Region annotation records
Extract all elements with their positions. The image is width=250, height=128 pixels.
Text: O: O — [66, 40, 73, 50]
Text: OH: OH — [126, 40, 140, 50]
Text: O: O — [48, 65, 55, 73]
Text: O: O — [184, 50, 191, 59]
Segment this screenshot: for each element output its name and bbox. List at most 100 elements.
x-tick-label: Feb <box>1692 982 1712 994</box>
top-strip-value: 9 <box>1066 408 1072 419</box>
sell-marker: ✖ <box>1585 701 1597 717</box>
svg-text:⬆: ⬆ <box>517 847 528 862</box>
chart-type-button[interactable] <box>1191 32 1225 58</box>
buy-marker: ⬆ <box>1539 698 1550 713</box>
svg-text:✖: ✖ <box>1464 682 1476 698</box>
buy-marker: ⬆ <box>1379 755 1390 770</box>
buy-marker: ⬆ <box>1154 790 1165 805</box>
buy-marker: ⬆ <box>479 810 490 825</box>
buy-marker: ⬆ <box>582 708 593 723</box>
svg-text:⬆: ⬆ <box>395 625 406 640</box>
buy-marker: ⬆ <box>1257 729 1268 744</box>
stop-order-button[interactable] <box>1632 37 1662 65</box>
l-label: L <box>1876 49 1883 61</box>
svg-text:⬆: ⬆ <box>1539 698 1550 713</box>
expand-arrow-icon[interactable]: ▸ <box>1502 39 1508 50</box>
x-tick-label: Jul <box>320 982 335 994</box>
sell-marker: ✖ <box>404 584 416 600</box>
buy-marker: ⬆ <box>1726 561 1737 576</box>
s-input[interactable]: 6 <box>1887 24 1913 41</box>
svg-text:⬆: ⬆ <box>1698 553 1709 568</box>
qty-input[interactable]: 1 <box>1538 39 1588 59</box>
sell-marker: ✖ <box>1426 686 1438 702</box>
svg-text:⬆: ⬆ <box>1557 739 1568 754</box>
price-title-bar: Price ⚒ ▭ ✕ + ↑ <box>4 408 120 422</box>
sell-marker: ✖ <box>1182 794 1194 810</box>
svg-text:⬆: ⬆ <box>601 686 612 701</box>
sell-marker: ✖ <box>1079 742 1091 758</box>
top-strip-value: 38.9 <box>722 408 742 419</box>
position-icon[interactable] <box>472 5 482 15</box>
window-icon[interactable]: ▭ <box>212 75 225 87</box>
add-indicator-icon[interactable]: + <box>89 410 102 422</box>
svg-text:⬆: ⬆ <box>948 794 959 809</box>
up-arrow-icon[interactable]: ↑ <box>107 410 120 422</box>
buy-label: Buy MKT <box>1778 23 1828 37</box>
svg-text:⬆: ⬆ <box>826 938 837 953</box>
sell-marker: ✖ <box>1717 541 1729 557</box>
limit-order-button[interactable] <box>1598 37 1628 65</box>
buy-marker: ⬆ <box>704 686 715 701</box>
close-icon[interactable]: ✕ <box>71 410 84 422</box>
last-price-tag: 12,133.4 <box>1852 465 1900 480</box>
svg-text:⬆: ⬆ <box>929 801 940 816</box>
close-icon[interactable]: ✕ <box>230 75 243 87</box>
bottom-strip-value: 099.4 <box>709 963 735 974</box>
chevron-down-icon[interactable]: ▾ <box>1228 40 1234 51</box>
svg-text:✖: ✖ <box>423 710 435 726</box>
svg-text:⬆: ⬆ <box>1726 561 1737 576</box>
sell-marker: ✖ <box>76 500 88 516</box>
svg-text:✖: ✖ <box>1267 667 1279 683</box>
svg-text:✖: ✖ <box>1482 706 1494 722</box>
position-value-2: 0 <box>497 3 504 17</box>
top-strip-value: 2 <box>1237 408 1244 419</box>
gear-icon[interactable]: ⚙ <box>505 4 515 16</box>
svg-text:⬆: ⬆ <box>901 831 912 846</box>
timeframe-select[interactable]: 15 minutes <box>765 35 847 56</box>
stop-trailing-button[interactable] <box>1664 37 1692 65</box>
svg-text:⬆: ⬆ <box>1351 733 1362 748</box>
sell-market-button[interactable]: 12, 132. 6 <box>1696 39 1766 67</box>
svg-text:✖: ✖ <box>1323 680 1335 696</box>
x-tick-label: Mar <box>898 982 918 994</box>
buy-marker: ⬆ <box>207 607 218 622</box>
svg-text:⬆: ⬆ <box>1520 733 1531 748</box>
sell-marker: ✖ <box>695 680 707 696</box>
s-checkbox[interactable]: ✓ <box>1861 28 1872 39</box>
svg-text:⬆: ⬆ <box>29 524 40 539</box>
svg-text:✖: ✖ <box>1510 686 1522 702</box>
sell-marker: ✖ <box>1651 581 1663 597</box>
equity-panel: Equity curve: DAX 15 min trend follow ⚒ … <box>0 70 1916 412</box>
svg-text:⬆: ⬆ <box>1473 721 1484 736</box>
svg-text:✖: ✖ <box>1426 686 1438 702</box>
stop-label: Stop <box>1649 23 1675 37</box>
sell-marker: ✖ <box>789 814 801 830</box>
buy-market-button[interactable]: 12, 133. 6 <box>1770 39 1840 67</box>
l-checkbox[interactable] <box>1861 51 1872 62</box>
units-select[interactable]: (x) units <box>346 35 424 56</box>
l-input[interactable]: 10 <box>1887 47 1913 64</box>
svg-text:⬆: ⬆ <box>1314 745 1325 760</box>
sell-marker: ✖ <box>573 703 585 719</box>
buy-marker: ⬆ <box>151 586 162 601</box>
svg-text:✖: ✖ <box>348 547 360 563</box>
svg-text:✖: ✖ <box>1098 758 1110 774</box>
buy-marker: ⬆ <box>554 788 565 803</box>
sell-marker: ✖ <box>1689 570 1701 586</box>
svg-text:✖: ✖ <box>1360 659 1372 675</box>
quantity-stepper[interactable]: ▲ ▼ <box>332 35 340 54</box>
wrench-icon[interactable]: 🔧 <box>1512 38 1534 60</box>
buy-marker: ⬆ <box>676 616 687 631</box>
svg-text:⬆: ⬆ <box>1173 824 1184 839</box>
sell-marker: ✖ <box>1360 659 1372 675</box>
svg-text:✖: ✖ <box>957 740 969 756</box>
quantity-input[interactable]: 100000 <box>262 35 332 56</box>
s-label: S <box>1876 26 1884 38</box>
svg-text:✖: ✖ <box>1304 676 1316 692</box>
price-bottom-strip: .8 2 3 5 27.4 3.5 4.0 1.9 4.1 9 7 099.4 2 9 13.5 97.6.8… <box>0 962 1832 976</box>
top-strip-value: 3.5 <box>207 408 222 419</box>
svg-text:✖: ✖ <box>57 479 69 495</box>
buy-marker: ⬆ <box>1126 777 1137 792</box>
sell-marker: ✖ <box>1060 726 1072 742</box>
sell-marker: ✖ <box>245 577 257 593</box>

→ WRITTEN PROBLEM
Please reproduce the material above with "exit-marker" substituted for every "sell-marker", changing nothing else.

→ THE RESPONSE
Extract all elements with their positions. The image is width=250, height=128 pixels.
Text: O: O — [66, 40, 73, 50]
Text: OH: OH — [126, 40, 140, 50]
Text: O: O — [48, 65, 55, 73]
Text: O: O — [184, 50, 191, 59]
Segment this screenshot: for each element output its name and bbox. List at most 100 elements.
x-tick-label: Feb <box>1692 982 1712 994</box>
top-strip-value: 9 <box>1066 408 1072 419</box>
exit-marker: ✖ <box>1585 701 1597 717</box>
svg-text:⬆: ⬆ <box>517 847 528 862</box>
chart-type-button[interactable] <box>1191 32 1225 58</box>
buy-marker: ⬆ <box>1539 698 1550 713</box>
svg-text:✖: ✖ <box>1464 682 1476 698</box>
buy-marker: ⬆ <box>1379 755 1390 770</box>
buy-marker: ⬆ <box>1154 790 1165 805</box>
buy-marker: ⬆ <box>479 810 490 825</box>
buy-marker: ⬆ <box>582 708 593 723</box>
svg-text:⬆: ⬆ <box>395 625 406 640</box>
buy-marker: ⬆ <box>1257 729 1268 744</box>
stop-order-button[interactable] <box>1632 37 1662 65</box>
l-label: L <box>1876 49 1883 61</box>
svg-text:⬆: ⬆ <box>1539 698 1550 713</box>
expand-arrow-icon[interactable]: ▸ <box>1502 39 1508 50</box>
x-tick-label: Jul <box>320 982 335 994</box>
exit-marker: ✖ <box>404 584 416 600</box>
buy-marker: ⬆ <box>1726 561 1737 576</box>
s-input[interactable]: 6 <box>1887 24 1913 41</box>
svg-text:⬆: ⬆ <box>1698 553 1709 568</box>
qty-input[interactable]: 1 <box>1538 39 1588 59</box>
exit-marker: ✖ <box>1426 686 1438 702</box>
svg-text:⬆: ⬆ <box>1557 739 1568 754</box>
price-title-bar: Price ⚒ ▭ ✕ + ↑ <box>4 408 120 422</box>
exit-marker: ✖ <box>1182 794 1194 810</box>
svg-text:⬆: ⬆ <box>601 686 612 701</box>
exit-marker: ✖ <box>1079 742 1091 758</box>
top-strip-value: 38.9 <box>722 408 742 419</box>
position-icon[interactable] <box>472 5 482 15</box>
window-icon[interactable]: ▭ <box>212 75 225 87</box>
add-indicator-icon[interactable]: + <box>89 410 102 422</box>
svg-text:⬆: ⬆ <box>948 794 959 809</box>
up-arrow-icon[interactable]: ↑ <box>107 410 120 422</box>
buy-label: Buy MKT <box>1778 23 1828 37</box>
svg-text:⬆: ⬆ <box>826 938 837 953</box>
exit-marker: ✖ <box>1717 541 1729 557</box>
limit-order-button[interactable] <box>1598 37 1628 65</box>
buy-marker: ⬆ <box>704 686 715 701</box>
close-icon[interactable]: ✕ <box>71 410 84 422</box>
last-price-tag: 12,133.4 <box>1852 465 1900 480</box>
svg-text:⬆: ⬆ <box>929 801 940 816</box>
close-icon[interactable]: ✕ <box>230 75 243 87</box>
bottom-strip-value: 099.4 <box>709 963 735 974</box>
chevron-down-icon[interactable]: ▾ <box>1228 40 1234 51</box>
svg-text:✖: ✖ <box>423 710 435 726</box>
svg-text:⬆: ⬆ <box>1726 561 1737 576</box>
exit-marker: ✖ <box>76 500 88 516</box>
svg-text:✖: ✖ <box>1267 667 1279 683</box>
svg-text:✖: ✖ <box>1482 706 1494 722</box>
position-value-2: 0 <box>497 3 504 17</box>
top-strip-value: 2 <box>1237 408 1244 419</box>
gear-icon[interactable]: ⚙ <box>505 4 515 16</box>
svg-text:⬆: ⬆ <box>901 831 912 846</box>
timeframe-select[interactable]: 15 minutes <box>765 35 847 56</box>
stop-trailing-button[interactable] <box>1664 37 1692 65</box>
svg-text:⬆: ⬆ <box>1351 733 1362 748</box>
sell-market-button[interactable]: 12, 132. 6 <box>1696 39 1766 67</box>
svg-text:✖: ✖ <box>1323 680 1335 696</box>
x-tick-label: Mar <box>898 982 918 994</box>
buy-marker: ⬆ <box>207 607 218 622</box>
svg-text:⬆: ⬆ <box>1520 733 1531 748</box>
exit-marker: ✖ <box>695 680 707 696</box>
s-checkbox[interactable]: ✓ <box>1861 28 1872 39</box>
svg-text:⬆: ⬆ <box>29 524 40 539</box>
svg-text:✖: ✖ <box>1510 686 1522 702</box>
exit-marker: ✖ <box>1651 581 1663 597</box>
equity-panel: Equity curve: DAX 15 min trend follow ⚒ … <box>0 70 1916 412</box>
svg-text:⬆: ⬆ <box>1473 721 1484 736</box>
svg-text:✖: ✖ <box>1426 686 1438 702</box>
stop-label: Stop <box>1649 23 1675 37</box>
exit-marker: ✖ <box>789 814 801 830</box>
buy-market-button[interactable]: 12, 133. 6 <box>1770 39 1840 67</box>
l-checkbox[interactable] <box>1861 51 1872 62</box>
units-select[interactable]: (x) units <box>346 35 424 56</box>
l-input[interactable]: 10 <box>1887 47 1913 64</box>
svg-text:⬆: ⬆ <box>1314 745 1325 760</box>
exit-marker: ✖ <box>573 703 585 719</box>
buy-marker: ⬆ <box>151 586 162 601</box>
svg-text:✖: ✖ <box>348 547 360 563</box>
svg-text:✖: ✖ <box>1098 758 1110 774</box>
buy-marker: ⬆ <box>554 788 565 803</box>
exit-marker: ✖ <box>1689 570 1701 586</box>
svg-text:✖: ✖ <box>1360 659 1372 675</box>
quantity-stepper[interactable]: ▲ ▼ <box>332 35 340 54</box>
wrench-icon[interactable]: 🔧 <box>1512 38 1534 60</box>
buy-marker: ⬆ <box>676 616 687 631</box>
svg-text:⬆: ⬆ <box>1173 824 1184 839</box>
exit-marker: ✖ <box>1360 659 1372 675</box>
svg-text:✖: ✖ <box>957 740 969 756</box>
quantity-input[interactable]: 100000 <box>262 35 332 56</box>
s-label: S <box>1876 26 1884 38</box>
svg-text:✖: ✖ <box>1304 676 1316 692</box>
price-bottom-strip: .8 2 3 5 27.4 3.5 4.0 1.9 4.1 9 7 099.4 2 9 13.5 97.6.8… <box>0 962 1832 976</box>
top-strip-value: 3.5 <box>207 408 222 419</box>
svg-text:✖: ✖ <box>57 479 69 495</box>
buy-marker: ⬆ <box>1126 777 1137 792</box>
exit-marker: ✖ <box>1060 726 1072 742</box>
exit-marker: ✖ <box>245 577 257 593</box>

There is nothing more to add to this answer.